(Items from a figure collection)
** Begin **

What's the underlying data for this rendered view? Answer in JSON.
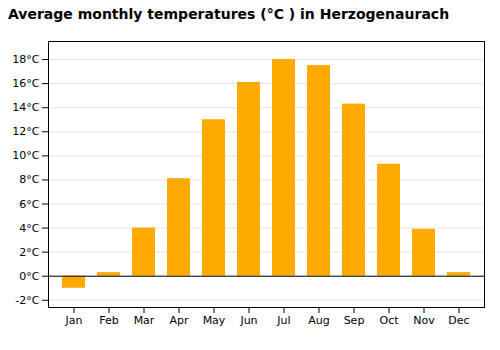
{
  "chart_data": {
    "type": "bar",
    "title": "Average monthly temperatures (°C ) in Herzogenaurach",
    "categories": [
      "Jan",
      "Feb",
      "Mar",
      "Apr",
      "May",
      "Jun",
      "Jul",
      "Aug",
      "Sep",
      "Oct",
      "Nov",
      "Dec"
    ],
    "values": [
      -1.0,
      0.3,
      4.0,
      8.1,
      13.0,
      16.1,
      18.0,
      17.5,
      14.3,
      9.3,
      3.9,
      0.3
    ],
    "color": "#FFAA00",
    "ylim": [
      -2.6,
      19.5
    ],
    "yticks": [
      {
        "value": -2,
        "label": "-2°C"
      },
      {
        "value": 0,
        "label": "0°C"
      },
      {
        "value": 2,
        "label": "2°C"
      },
      {
        "value": 4,
        "label": "4°C"
      },
      {
        "value": 6,
        "label": "6°C"
      },
      {
        "value": 8,
        "label": "8°C"
      },
      {
        "value": 10,
        "label": "10°C"
      },
      {
        "value": 12,
        "label": "12°C"
      },
      {
        "value": 14,
        "label": "14°C"
      },
      {
        "value": 16,
        "label": "16°C"
      },
      {
        "value": 18,
        "label": "18°C"
      }
    ],
    "grid": true
  }
}
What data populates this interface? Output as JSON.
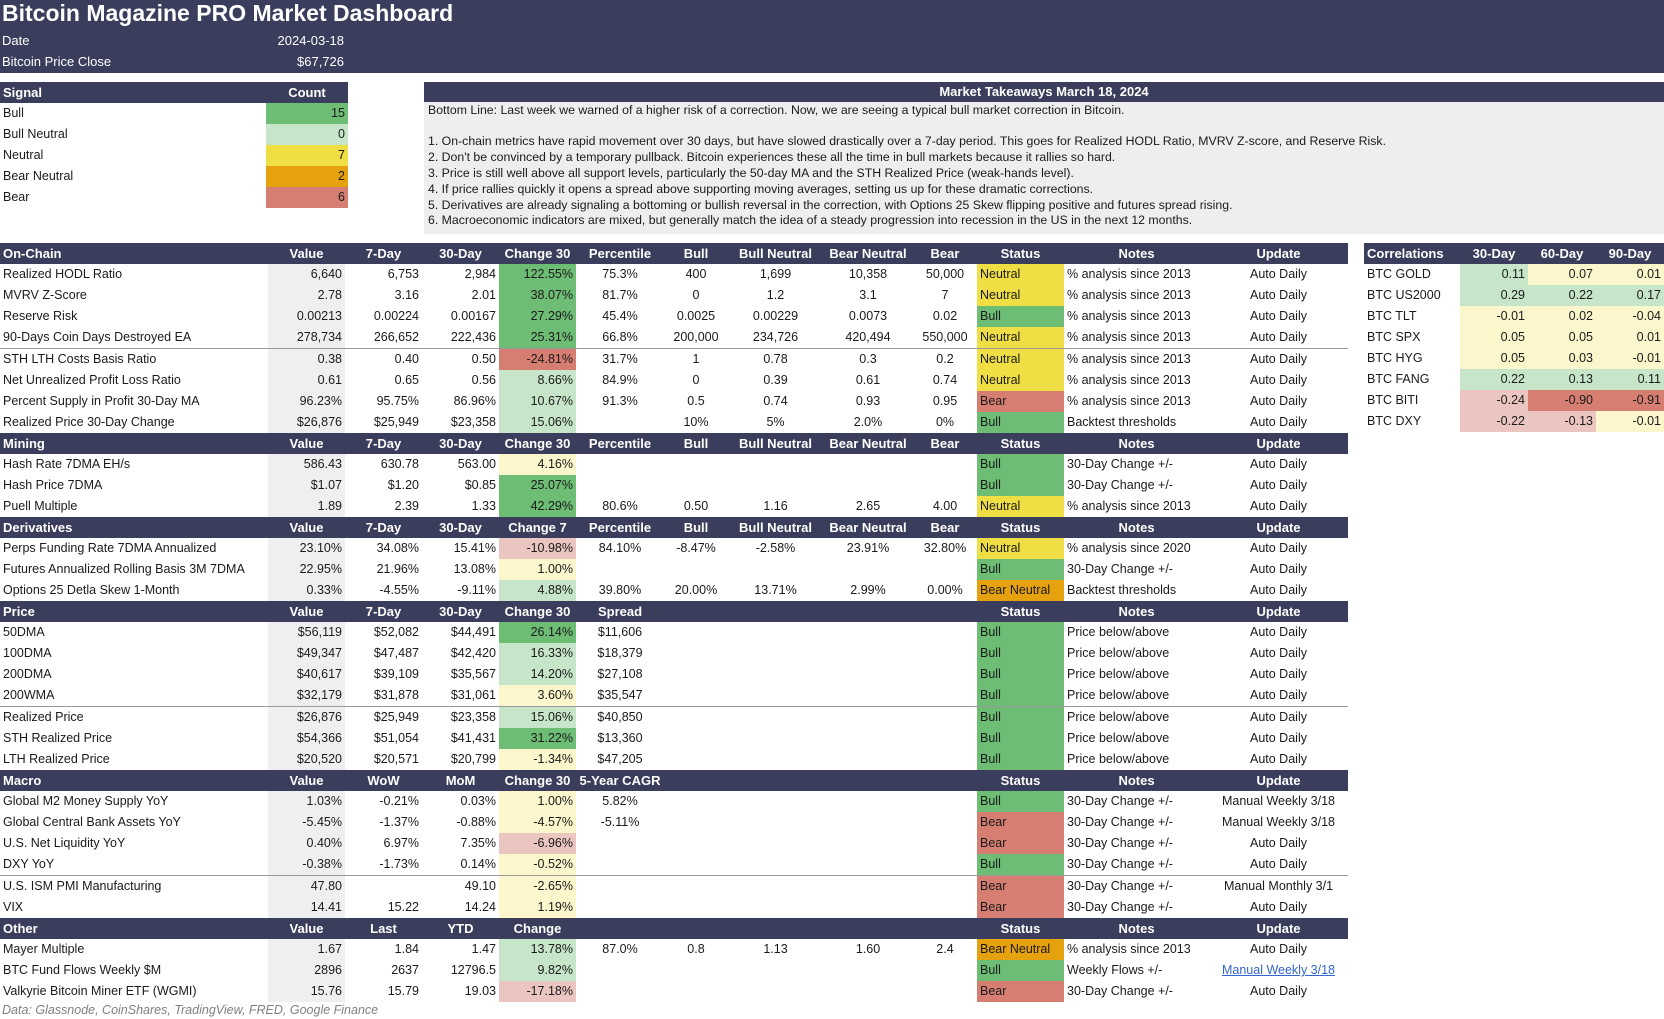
{
  "header": {
    "title": "Bitcoin Magazine PRO Market Dashboard",
    "date_label": "Date",
    "date_value": "2024-03-18",
    "price_label": "Bitcoin Price Close",
    "price_value": "$67,726"
  },
  "signals": {
    "head": [
      "Signal",
      "Count"
    ],
    "rows": [
      {
        "label": "Bull",
        "count": "15",
        "color": "#6ebd75"
      },
      {
        "label": "Bull Neutral",
        "count": "0",
        "color": "#c7e6c9"
      },
      {
        "label": "Neutral",
        "count": "7",
        "color": "#f0de45"
      },
      {
        "label": "Bear Neutral",
        "count": "2",
        "color": "#e5a10e"
      },
      {
        "label": "Bear",
        "count": "6",
        "color": "#d67e72"
      }
    ]
  },
  "takeaways": {
    "title": "Market Takeaways March 18, 2024",
    "bottom_line": "Bottom Line: Last week we warned of a higher risk of a correction. Now, we are seeing a typical bull market correction in Bitcoin.",
    "points": [
      "1. On-chain metrics have rapid movement over 30 days, but have slowed drastically over a 7-day period. This goes for Realized HODL Ratio, MVRV Z-score, and Reserve Risk.",
      "2. Don't be convinced by a temporary pullback. Bitcoin experiences these all the time in bull markets because it rallies so hard.",
      "3. Price is still well above all support levels, particularly the 50-day MA and the STH Realized Price (weak-hands level).",
      "4. If price rallies quickly it opens a spread above supporting moving averages, setting us up for these dramatic corrections.",
      "5. Derivatives are already signaling a bottoming or bullish reversal in the correction, with Options 25 Skew flipping positive and futures spread rising.",
      "6. Macroeconomic indicators are mixed, but generally match the idea of a steady progression into recession in the US in the next 12 months."
    ]
  },
  "sections": [
    {
      "id": "onchain",
      "head": [
        "On-Chain",
        "Value",
        "7-Day",
        "30-Day",
        "Change 30",
        "Percentile",
        "Bull",
        "Bull Neutral",
        "Bear Neutral",
        "Bear",
        "Status",
        "Notes",
        "Update"
      ],
      "rows": [
        [
          "Realized HODL Ratio",
          "6,640",
          "6,753",
          "2,984",
          "122.55%",
          "75.3%",
          "400",
          "1,699",
          "10,358",
          "50,000",
          "Neutral",
          "% analysis since 2013",
          "Auto Daily"
        ],
        [
          "MVRV Z-Score",
          "2.78",
          "3.16",
          "2.01",
          "38.07%",
          "81.7%",
          "0",
          "1.2",
          "3.1",
          "7",
          "Neutral",
          "% analysis since 2013",
          "Auto Daily"
        ],
        [
          "Reserve Risk",
          "0.00213",
          "0.00224",
          "0.00167",
          "27.29%",
          "45.4%",
          "0.0025",
          "0.00229",
          "0.0073",
          "0.02",
          "Bull",
          "% analysis since 2013",
          "Auto Daily"
        ],
        [
          "90-Days Coin Days Destroyed EA",
          "278,734",
          "266,652",
          "222,436",
          "25.31%",
          "66.8%",
          "200,000",
          "234,726",
          "420,494",
          "550,000",
          "Neutral",
          "% analysis since 2013",
          "Auto Daily"
        ],
        [
          "STH LTH Costs Basis Ratio",
          "0.38",
          "0.40",
          "0.50",
          "-24.81%",
          "31.7%",
          "1",
          "0.78",
          "0.3",
          "0.2",
          "Neutral",
          "% analysis since 2013",
          "Auto Daily"
        ],
        [
          "Net Unrealized Profit Loss Ratio",
          "0.61",
          "0.65",
          "0.56",
          "8.66%",
          "84.9%",
          "0",
          "0.39",
          "0.61",
          "0.74",
          "Neutral",
          "% analysis since 2013",
          "Auto Daily"
        ],
        [
          "Percent Supply in Profit 30-Day MA",
          "96.23%",
          "95.75%",
          "86.96%",
          "10.67%",
          "91.3%",
          "0.5",
          "0.74",
          "0.93",
          "0.95",
          "Bear",
          "% analysis since 2013",
          "Auto Daily"
        ],
        [
          "Realized Price 30-Day Change",
          "$26,876",
          "$25,949",
          "$23,358",
          "15.06%",
          "",
          "10%",
          "5%",
          "2.0%",
          "0%",
          "Bull",
          "Backtest thresholds",
          "Auto Daily"
        ]
      ],
      "chg_colors": [
        "g1",
        "g1",
        "g1",
        "g1",
        "r1",
        "g2",
        "g2",
        "g2"
      ],
      "sep_after": [
        3
      ]
    },
    {
      "id": "mining",
      "head": [
        "Mining",
        "Value",
        "7-Day",
        "30-Day",
        "Change 30",
        "Percentile",
        "Bull",
        "Bull Neutral",
        "Bear Neutral",
        "Bear",
        "Status",
        "Notes",
        "Update"
      ],
      "rows": [
        [
          "Hash Rate 7DMA EH/s",
          "586.43",
          "630.78",
          "563.00",
          "4.16%",
          "",
          "",
          "",
          "",
          "",
          "Bull",
          "30-Day Change +/-",
          "Auto Daily"
        ],
        [
          "Hash Price 7DMA",
          "$1.07",
          "$1.20",
          "$0.85",
          "25.07%",
          "",
          "",
          "",
          "",
          "",
          "Bull",
          "30-Day Change +/-",
          "Auto Daily"
        ],
        [
          "Puell Multiple",
          "1.89",
          "2.39",
          "1.33",
          "42.29%",
          "80.6%",
          "0.50",
          "1.16",
          "2.65",
          "4.00",
          "Neutral",
          "% analysis since 2013",
          "Auto Daily"
        ]
      ],
      "chg_colors": [
        "y2",
        "g1",
        "g1"
      ],
      "sep_after": []
    },
    {
      "id": "derivatives",
      "head": [
        "Derivatives",
        "Value",
        "7-Day",
        "30-Day",
        "Change 7",
        "Percentile",
        "Bull",
        "Bull Neutral",
        "Bear Neutral",
        "Bear",
        "Status",
        "Notes",
        "Update"
      ],
      "rows": [
        [
          "Perps Funding Rate 7DMA Annualized",
          "23.10%",
          "34.08%",
          "15.41%",
          "-10.98%",
          "84.10%",
          "-8.47%",
          "-2.58%",
          "23.91%",
          "32.80%",
          "Neutral",
          "% analysis since 2020",
          "Auto Daily"
        ],
        [
          "Futures Annualized Rolling Basis 3M 7DMA",
          "22.95%",
          "21.96%",
          "13.08%",
          "1.00%",
          "",
          "",
          "",
          "",
          "",
          "Bull",
          "30-Day Change +/-",
          "Auto Daily"
        ],
        [
          "Options 25 Detla Skew 1-Month",
          "0.33%",
          "-4.55%",
          "-9.11%",
          "4.88%",
          "39.80%",
          "20.00%",
          "13.71%",
          "2.99%",
          "0.00%",
          "Bear Neutral",
          "Backtest thresholds",
          "Auto Daily"
        ]
      ],
      "chg_colors": [
        "r2",
        "y2",
        "g2"
      ],
      "sep_after": []
    },
    {
      "id": "price",
      "head": [
        "Price",
        "Value",
        "7-Day",
        "30-Day",
        "Change 30",
        "Spread",
        "",
        "",
        "",
        "",
        "Status",
        "Notes",
        "Update"
      ],
      "rows": [
        [
          "50DMA",
          "$56,119",
          "$52,082",
          "$44,491",
          "26.14%",
          "$11,606",
          "",
          "",
          "",
          "",
          "Bull",
          "Price below/above",
          "Auto Daily"
        ],
        [
          "100DMA",
          "$49,347",
          "$47,487",
          "$42,420",
          "16.33%",
          "$18,379",
          "",
          "",
          "",
          "",
          "Bull",
          "Price below/above",
          "Auto Daily"
        ],
        [
          "200DMA",
          "$40,617",
          "$39,109",
          "$35,567",
          "14.20%",
          "$27,108",
          "",
          "",
          "",
          "",
          "Bull",
          "Price below/above",
          "Auto Daily"
        ],
        [
          "200WMA",
          "$32,179",
          "$31,878",
          "$31,061",
          "3.60%",
          "$35,547",
          "",
          "",
          "",
          "",
          "Bull",
          "Price below/above",
          "Auto Daily"
        ],
        [
          "Realized Price",
          "$26,876",
          "$25,949",
          "$23,358",
          "15.06%",
          "$40,850",
          "",
          "",
          "",
          "",
          "Bull",
          "Price below/above",
          "Auto Daily"
        ],
        [
          "STH Realized Price",
          "$54,366",
          "$51,054",
          "$41,431",
          "31.22%",
          "$13,360",
          "",
          "",
          "",
          "",
          "Bull",
          "Price below/above",
          "Auto Daily"
        ],
        [
          "LTH Realized Price",
          "$20,520",
          "$20,571",
          "$20,799",
          "-1.34%",
          "$47,205",
          "",
          "",
          "",
          "",
          "Bull",
          "Price below/above",
          "Auto Daily"
        ]
      ],
      "chg_colors": [
        "g1",
        "g2",
        "g2",
        "y2",
        "g2",
        "g1",
        "y2"
      ],
      "sep_after": [
        3
      ]
    },
    {
      "id": "macro",
      "head": [
        "Macro",
        "Value",
        "WoW",
        "MoM",
        "Change 30",
        "5-Year CAGR",
        "",
        "",
        "",
        "",
        "Status",
        "Notes",
        "Update"
      ],
      "rows": [
        [
          "Global M2 Money Supply YoY",
          "1.03%",
          "-0.21%",
          "0.03%",
          "1.00%",
          "5.82%",
          "",
          "",
          "",
          "",
          "Bull",
          "30-Day Change +/-",
          "Manual Weekly 3/18"
        ],
        [
          "Global Central Bank Assets YoY",
          "-5.45%",
          "-1.37%",
          "-0.88%",
          "-4.57%",
          "-5.11%",
          "",
          "",
          "",
          "",
          "Bear",
          "30-Day Change +/-",
          "Manual Weekly 3/18"
        ],
        [
          "U.S. Net Liquidity YoY",
          "0.40%",
          "6.97%",
          "7.35%",
          "-6.96%",
          "",
          "",
          "",
          "",
          "",
          "Bear",
          "30-Day Change +/-",
          "Auto Daily"
        ],
        [
          "DXY YoY",
          "-0.38%",
          "-1.73%",
          "0.14%",
          "-0.52%",
          "",
          "",
          "",
          "",
          "",
          "Bull",
          "30-Day Change +/-",
          "Auto Daily"
        ],
        [
          "U.S. ISM PMI Manufacturing",
          "47.80",
          "",
          "49.10",
          "-2.65%",
          "",
          "",
          "",
          "",
          "",
          "Bear",
          "30-Day Change +/-",
          "Manual Monthly 3/1"
        ],
        [
          "VIX",
          "14.41",
          "15.22",
          "14.24",
          "1.19%",
          "",
          "",
          "",
          "",
          "",
          "Bear",
          "30-Day Change +/-",
          "Auto Daily"
        ]
      ],
      "chg_colors": [
        "y2",
        "y2",
        "r2",
        "y2",
        "y2",
        "y2"
      ],
      "sep_after": [
        3
      ]
    },
    {
      "id": "other",
      "head": [
        "Other",
        "Value",
        "Last",
        "YTD",
        "Change",
        "",
        "",
        "",
        "",
        "",
        "Status",
        "Notes",
        "Update"
      ],
      "rows": [
        [
          "Mayer Multiple",
          "1.67",
          "1.84",
          "1.47",
          "13.78%",
          "87.0%",
          "0.8",
          "1.13",
          "1.60",
          "2.4",
          "Bear Neutral",
          "% analysis since 2013",
          "Auto Daily"
        ],
        [
          "BTC Fund Flows Weekly $M",
          "2896",
          "2637",
          "12796.5",
          "9.82%",
          "",
          "",
          "",
          "",
          "",
          "Bull",
          "Weekly Flows +/-",
          "Manual Weekly 3/18"
        ],
        [
          "Valkyrie Bitcoin Miner ETF (WGMI)",
          "15.76",
          "15.79",
          "19.03",
          "-17.18%",
          "",
          "",
          "",
          "",
          "",
          "Bear",
          "30-Day Change +/-",
          "Auto Daily"
        ]
      ],
      "chg_colors": [
        "g2",
        "g2",
        "r2"
      ],
      "sep_after": [],
      "link_cell": [
        1,
        12
      ]
    }
  ],
  "status_colors": {
    "Bull": "#6ebd75",
    "Neutral": "#f0de45",
    "Bear": "#d67e72",
    "Bear Neutral": "#e5a10e"
  },
  "correlations": {
    "head": [
      "Correlations",
      "30-Day",
      "60-Day",
      "90-Day"
    ],
    "rows": [
      [
        "BTC GOLD",
        "0.11",
        "0.07",
        "0.01"
      ],
      [
        "BTC US2000",
        "0.29",
        "0.22",
        "0.17"
      ],
      [
        "BTC TLT",
        "-0.01",
        "0.02",
        "-0.04"
      ],
      [
        "BTC SPX",
        "0.05",
        "0.05",
        "0.01"
      ],
      [
        "BTC HYG",
        "0.05",
        "0.03",
        "-0.01"
      ],
      [
        "BTC FANG",
        "0.22",
        "0.13",
        "0.11"
      ],
      [
        "BTC BITI",
        "-0.24",
        "-0.90",
        "-0.91"
      ],
      [
        "BTC DXY",
        "-0.22",
        "-0.13",
        "-0.01"
      ]
    ],
    "colors": [
      [
        "g2",
        "y2",
        "y2"
      ],
      [
        "g2",
        "g2",
        "g2"
      ],
      [
        "y2",
        "y2",
        "y2"
      ],
      [
        "y2",
        "y2",
        "y2"
      ],
      [
        "y2",
        "y2",
        "y2"
      ],
      [
        "g2",
        "g2",
        "g2"
      ],
      [
        "r2",
        "r1",
        "r1"
      ],
      [
        "r2",
        "r2",
        "y2"
      ]
    ]
  },
  "footer": "Data: Glassnode, CoinShares, TradingView, FRED, Google Finance"
}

** End **

Tally the lines in the records above that contain the word "Options", and give only that number.

— In response —
2